Students should understand that all texts are intended for an audience (the audience is sometimes the writer) and that effective texts have an impact on their readers. They also need to know about the text features that writers use to achieve the desired impact. The deeper features of a text generally relate to the writer’s purpose and voice and include the structure and language features of the text. Its surface features include grammar, spelling, and punctuation. Young readers and writers will also learn that accurate or inaccurate use of surface features affects readers’ ability to make meaning of texts.

Readers and writers need to know that there are different text forms and that these are generally characterised by a particular structure and certain other features. Forms such as stories, recounts, reports, procedures, arguments, explanations, varieties of poetry, and plays all have characteristic structures and features that are linked to their different purposes. Students in years 5 to 8 need to know about the structures and features associated with each of these text forms.

The characteristic features of any text form (which can be used to identify the form of a text) are likely to include specific structural and language features and may include specific kinds of content, vocabulary, and/or surface features.

This syndicate had evidence that many of their students were not aware of the purpose of an explanation and lacked basic knowledge of the structure and features of this text form, which was one that they needed to be able to read and write in more than one subject area. The teachers decided that the school’s planning for a science fair could provide an authentic opportunity to teach the information and develop students’ awareness of explanations.

When planning our science, social studies, or technology topics, we always look for ways of extending our students as readers and writers. For the science fair, they had to explain their experiments and discoveries clearly, and we confirmed, from their first attempts, that they hadn’t yet learned to do this. So we found some examples of scientific explanations at the right reading level and explored these with the students during shared and guided reading, to identify the features of explanatory texts. Then, during writing, we explicitly taught them how to write up their scientific discoveries and explanations using the reading texts as models. The judge of the science fair specifically commented on how clear our students’ written explanations were.

Syndicate leader, years 7 and 8

Students also need to know that the features usually associated with one form can often be effectively used in another, depending on the purpose for writing. Poetic vocabulary and selected imagery, for example, can be used to increase the impact of a report or an argument.

While every text has meaning and purpose, each writer or reader composes or interprets each text by drawing on their own unique life experiences and perceiving through their particular cultural lens. As readers, they learn to think about the writer’s intention and viewpoint (as well as their own viewpoint); as writers, they have to think about their intended audience in relation to the viewpoint that they wish to convey.

- _Records shown_
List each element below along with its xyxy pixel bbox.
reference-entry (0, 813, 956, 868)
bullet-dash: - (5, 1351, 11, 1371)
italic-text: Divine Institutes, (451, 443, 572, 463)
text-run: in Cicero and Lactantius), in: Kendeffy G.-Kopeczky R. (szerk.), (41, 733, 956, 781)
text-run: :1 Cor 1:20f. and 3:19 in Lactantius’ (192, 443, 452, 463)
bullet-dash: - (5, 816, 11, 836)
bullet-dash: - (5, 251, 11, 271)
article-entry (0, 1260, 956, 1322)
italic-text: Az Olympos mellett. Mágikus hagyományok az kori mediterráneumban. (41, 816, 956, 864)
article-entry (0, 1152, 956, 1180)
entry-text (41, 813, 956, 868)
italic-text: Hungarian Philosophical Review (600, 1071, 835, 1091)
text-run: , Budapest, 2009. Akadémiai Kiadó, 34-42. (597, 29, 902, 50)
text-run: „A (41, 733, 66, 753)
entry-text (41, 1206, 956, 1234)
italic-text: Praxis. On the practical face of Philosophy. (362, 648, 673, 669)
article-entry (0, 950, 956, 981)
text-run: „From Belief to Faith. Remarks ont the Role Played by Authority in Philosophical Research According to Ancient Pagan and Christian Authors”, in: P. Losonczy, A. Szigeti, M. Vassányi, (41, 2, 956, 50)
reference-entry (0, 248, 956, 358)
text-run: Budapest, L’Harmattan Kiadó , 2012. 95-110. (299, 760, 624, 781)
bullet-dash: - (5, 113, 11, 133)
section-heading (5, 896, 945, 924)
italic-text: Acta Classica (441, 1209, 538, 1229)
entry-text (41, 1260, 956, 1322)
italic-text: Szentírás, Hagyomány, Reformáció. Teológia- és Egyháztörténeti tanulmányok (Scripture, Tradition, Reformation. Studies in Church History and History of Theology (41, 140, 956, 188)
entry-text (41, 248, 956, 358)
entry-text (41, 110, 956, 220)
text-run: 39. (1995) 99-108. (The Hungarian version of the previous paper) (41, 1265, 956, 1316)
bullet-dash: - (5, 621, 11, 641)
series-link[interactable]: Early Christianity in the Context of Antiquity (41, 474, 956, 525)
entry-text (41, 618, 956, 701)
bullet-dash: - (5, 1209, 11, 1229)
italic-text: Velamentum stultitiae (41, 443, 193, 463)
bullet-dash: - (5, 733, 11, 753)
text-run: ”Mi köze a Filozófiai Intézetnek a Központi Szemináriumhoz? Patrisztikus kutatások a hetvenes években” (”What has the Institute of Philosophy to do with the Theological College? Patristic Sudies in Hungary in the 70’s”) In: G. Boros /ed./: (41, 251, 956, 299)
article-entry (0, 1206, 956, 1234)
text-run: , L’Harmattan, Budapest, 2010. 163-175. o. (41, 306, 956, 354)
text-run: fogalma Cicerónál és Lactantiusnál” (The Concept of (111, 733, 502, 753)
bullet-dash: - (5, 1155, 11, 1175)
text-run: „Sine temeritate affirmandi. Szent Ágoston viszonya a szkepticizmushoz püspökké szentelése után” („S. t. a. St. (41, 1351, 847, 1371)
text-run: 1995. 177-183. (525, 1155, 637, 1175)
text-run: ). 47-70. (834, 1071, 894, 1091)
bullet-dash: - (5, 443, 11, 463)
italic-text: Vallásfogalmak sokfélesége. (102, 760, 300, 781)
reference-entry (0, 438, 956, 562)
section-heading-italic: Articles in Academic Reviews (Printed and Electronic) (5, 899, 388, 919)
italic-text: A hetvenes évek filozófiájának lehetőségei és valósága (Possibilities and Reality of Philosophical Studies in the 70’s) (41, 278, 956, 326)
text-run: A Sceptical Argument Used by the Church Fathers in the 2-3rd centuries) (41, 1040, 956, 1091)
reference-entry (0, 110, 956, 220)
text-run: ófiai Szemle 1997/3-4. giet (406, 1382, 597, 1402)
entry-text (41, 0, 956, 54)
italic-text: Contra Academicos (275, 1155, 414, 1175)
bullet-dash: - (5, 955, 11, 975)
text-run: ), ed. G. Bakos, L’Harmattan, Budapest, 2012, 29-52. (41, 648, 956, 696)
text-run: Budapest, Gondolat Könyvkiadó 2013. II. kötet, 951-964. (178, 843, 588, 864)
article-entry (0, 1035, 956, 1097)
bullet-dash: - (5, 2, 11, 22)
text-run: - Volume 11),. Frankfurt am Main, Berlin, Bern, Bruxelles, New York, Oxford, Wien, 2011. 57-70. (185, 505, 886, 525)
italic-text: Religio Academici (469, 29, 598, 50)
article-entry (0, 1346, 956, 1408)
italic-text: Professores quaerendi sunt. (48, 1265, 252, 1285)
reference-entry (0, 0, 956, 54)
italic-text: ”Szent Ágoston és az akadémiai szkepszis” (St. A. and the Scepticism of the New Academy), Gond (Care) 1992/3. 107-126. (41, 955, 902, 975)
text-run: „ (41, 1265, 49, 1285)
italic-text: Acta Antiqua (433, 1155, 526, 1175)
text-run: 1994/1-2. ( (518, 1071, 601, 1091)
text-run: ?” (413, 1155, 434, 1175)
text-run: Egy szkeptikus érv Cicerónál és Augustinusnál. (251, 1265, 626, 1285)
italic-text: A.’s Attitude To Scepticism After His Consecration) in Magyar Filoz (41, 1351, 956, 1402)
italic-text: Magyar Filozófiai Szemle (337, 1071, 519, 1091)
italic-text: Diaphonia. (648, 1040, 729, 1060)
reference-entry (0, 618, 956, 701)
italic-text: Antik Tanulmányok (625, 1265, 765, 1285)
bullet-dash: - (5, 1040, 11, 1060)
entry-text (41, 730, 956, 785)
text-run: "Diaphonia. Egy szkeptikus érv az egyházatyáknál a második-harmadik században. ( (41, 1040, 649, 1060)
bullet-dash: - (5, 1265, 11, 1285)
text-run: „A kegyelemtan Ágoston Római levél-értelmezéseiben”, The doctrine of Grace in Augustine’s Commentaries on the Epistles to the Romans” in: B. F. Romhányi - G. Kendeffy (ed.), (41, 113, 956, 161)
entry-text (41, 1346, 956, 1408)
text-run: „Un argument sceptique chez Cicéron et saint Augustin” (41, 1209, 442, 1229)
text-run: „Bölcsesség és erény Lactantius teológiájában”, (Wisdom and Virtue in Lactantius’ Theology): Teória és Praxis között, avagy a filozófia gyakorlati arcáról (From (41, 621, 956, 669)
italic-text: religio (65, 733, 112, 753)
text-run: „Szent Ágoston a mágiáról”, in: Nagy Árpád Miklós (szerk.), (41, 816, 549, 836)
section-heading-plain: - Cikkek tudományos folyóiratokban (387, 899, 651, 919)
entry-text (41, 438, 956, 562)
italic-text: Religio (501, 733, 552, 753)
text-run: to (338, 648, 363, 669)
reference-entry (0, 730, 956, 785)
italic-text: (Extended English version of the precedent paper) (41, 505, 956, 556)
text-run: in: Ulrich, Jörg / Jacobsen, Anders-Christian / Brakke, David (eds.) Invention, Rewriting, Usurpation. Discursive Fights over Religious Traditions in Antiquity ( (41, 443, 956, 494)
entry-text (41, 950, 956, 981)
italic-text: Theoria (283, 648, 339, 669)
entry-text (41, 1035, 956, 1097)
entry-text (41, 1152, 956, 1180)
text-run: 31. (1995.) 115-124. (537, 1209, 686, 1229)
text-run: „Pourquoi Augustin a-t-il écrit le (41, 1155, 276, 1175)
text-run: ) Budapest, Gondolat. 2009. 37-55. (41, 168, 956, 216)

- _What the task requires_
In the text about text forms and features, what did the judge of the science fair specifically comment on?

- _Expected output_
How clear the students' written explanations were.